[Saved entries]
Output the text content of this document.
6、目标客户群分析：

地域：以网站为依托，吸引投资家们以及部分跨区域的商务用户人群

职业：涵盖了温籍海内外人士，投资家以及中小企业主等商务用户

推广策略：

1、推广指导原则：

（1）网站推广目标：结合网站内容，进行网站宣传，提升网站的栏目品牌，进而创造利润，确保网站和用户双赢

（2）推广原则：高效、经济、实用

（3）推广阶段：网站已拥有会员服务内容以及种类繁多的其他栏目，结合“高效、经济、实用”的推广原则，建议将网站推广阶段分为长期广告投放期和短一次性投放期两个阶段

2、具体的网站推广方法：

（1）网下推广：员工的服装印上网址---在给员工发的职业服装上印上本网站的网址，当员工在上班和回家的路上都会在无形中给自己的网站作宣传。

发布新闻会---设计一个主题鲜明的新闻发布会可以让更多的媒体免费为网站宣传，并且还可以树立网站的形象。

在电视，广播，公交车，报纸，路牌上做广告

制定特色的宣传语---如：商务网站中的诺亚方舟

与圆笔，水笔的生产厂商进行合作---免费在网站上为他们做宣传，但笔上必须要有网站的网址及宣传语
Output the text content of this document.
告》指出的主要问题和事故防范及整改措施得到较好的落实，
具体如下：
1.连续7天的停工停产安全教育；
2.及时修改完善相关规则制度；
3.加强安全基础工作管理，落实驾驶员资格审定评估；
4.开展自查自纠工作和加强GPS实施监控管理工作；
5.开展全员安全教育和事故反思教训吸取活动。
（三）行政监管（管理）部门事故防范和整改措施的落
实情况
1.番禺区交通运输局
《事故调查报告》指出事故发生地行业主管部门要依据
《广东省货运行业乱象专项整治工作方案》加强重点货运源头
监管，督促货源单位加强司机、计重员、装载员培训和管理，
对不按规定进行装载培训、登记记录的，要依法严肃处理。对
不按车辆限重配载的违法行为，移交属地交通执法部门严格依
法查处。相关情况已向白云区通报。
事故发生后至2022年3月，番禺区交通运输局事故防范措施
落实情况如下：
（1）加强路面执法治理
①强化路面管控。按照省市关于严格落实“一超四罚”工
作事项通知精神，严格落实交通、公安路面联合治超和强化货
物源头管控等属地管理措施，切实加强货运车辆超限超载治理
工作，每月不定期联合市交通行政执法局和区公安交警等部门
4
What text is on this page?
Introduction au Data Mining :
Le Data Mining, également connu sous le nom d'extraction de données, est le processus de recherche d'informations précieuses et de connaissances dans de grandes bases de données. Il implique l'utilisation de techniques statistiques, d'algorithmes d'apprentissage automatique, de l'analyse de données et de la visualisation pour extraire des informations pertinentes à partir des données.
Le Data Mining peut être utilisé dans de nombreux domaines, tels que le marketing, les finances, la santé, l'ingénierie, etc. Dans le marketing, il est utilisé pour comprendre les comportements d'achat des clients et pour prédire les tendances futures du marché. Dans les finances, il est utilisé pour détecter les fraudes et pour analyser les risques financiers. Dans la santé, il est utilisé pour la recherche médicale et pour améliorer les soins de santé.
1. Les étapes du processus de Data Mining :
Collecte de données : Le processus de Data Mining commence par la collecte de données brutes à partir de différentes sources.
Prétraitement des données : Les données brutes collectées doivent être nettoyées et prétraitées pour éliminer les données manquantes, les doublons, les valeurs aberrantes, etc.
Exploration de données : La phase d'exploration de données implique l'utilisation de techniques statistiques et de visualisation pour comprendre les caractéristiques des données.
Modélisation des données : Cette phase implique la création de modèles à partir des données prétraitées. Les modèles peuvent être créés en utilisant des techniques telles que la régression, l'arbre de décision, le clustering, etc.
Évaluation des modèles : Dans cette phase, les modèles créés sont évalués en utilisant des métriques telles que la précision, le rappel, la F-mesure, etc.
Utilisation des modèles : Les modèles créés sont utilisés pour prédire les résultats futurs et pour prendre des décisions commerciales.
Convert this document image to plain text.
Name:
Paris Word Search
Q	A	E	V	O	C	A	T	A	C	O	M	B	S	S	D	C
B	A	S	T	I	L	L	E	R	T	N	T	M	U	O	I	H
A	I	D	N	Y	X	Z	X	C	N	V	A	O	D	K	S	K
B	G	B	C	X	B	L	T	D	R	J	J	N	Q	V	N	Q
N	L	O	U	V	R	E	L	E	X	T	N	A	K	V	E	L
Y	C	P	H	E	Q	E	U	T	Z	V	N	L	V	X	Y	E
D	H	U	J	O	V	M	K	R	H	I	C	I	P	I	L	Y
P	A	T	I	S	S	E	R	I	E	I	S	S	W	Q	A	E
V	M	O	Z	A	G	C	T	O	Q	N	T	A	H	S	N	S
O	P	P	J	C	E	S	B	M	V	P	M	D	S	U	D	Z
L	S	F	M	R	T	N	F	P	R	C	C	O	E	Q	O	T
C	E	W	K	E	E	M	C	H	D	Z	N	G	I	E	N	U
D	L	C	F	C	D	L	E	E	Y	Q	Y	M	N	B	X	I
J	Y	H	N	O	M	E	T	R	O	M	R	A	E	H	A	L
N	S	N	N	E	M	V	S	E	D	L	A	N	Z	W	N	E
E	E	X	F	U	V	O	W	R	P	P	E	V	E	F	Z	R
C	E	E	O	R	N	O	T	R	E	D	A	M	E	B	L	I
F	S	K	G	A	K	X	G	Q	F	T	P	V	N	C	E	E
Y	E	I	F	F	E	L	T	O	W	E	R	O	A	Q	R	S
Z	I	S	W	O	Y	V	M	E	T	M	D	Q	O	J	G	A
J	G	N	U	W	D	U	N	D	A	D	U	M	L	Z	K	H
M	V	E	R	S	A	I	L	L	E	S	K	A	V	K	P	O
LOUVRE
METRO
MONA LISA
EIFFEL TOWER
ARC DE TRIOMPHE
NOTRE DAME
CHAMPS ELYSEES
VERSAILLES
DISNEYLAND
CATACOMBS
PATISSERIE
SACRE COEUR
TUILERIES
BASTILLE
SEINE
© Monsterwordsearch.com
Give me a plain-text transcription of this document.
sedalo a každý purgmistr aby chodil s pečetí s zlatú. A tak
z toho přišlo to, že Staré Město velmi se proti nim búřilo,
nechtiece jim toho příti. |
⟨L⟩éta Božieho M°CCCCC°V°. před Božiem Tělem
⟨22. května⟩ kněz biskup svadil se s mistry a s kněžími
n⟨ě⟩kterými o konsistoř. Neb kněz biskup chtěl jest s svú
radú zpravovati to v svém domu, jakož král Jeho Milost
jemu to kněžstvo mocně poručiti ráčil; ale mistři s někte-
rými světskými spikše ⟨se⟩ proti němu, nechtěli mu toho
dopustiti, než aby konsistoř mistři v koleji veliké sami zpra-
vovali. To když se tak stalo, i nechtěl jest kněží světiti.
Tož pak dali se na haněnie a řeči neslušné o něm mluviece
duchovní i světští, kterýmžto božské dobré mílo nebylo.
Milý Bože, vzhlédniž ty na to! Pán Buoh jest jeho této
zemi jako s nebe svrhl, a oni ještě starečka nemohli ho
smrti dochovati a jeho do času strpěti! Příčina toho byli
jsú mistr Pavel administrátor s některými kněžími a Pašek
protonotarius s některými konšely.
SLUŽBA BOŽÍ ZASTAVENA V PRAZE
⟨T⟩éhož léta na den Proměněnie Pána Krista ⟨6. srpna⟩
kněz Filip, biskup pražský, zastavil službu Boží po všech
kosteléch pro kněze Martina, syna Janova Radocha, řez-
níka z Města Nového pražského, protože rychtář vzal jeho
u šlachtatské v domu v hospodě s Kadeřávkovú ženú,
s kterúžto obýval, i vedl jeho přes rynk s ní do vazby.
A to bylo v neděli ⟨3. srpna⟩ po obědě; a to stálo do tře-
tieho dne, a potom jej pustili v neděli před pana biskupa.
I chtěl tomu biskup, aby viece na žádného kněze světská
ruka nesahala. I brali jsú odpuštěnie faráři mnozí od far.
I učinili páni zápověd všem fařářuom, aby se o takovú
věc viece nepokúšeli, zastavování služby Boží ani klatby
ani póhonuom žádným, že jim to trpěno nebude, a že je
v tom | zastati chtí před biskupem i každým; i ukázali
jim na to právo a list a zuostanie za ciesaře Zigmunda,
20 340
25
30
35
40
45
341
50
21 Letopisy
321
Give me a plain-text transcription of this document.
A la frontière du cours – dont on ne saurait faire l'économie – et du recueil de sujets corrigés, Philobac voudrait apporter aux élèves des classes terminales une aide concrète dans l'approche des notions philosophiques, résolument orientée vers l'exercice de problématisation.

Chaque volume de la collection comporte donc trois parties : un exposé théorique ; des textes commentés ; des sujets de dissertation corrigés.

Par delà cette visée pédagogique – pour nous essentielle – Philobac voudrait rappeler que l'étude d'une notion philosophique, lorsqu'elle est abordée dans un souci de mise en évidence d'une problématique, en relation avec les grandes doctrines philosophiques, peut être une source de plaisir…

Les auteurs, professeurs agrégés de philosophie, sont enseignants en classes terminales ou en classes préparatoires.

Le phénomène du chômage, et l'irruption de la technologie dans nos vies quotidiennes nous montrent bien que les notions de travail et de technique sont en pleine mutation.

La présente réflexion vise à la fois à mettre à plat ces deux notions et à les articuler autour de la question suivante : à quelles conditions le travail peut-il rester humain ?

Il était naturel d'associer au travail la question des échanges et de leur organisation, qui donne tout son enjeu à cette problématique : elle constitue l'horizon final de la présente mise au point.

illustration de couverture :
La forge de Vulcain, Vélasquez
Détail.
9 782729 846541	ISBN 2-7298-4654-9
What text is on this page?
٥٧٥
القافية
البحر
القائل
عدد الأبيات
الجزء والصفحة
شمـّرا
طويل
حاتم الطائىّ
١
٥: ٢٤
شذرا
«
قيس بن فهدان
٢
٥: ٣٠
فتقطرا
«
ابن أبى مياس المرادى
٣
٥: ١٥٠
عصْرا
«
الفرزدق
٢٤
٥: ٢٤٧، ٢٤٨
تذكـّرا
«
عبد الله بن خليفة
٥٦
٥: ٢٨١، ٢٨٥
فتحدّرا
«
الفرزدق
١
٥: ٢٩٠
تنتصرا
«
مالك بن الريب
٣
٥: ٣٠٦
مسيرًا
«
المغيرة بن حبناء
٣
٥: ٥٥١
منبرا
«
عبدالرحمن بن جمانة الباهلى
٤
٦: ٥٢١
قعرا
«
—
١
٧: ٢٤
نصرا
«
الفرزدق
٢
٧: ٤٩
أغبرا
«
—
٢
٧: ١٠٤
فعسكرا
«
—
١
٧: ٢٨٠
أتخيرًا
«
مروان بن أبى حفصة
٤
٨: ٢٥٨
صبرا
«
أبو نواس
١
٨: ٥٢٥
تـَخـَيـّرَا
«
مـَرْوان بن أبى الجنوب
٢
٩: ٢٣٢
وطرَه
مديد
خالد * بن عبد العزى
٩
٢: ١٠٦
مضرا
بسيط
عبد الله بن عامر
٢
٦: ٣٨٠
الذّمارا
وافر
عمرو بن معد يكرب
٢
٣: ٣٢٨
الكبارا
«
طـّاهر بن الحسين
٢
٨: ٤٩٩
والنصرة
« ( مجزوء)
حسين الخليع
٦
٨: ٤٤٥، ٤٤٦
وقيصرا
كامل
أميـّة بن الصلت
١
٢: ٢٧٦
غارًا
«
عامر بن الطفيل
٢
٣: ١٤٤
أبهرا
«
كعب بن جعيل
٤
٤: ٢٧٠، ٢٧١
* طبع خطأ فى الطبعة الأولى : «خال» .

Exercise goal: Identify and copy all lines with the word "domu".

Written response:
radú zpravovati to v svém domu, jakož král Jeho Milost
u šlachtatské v domu v hospodě s Kadeřávkovú ženú,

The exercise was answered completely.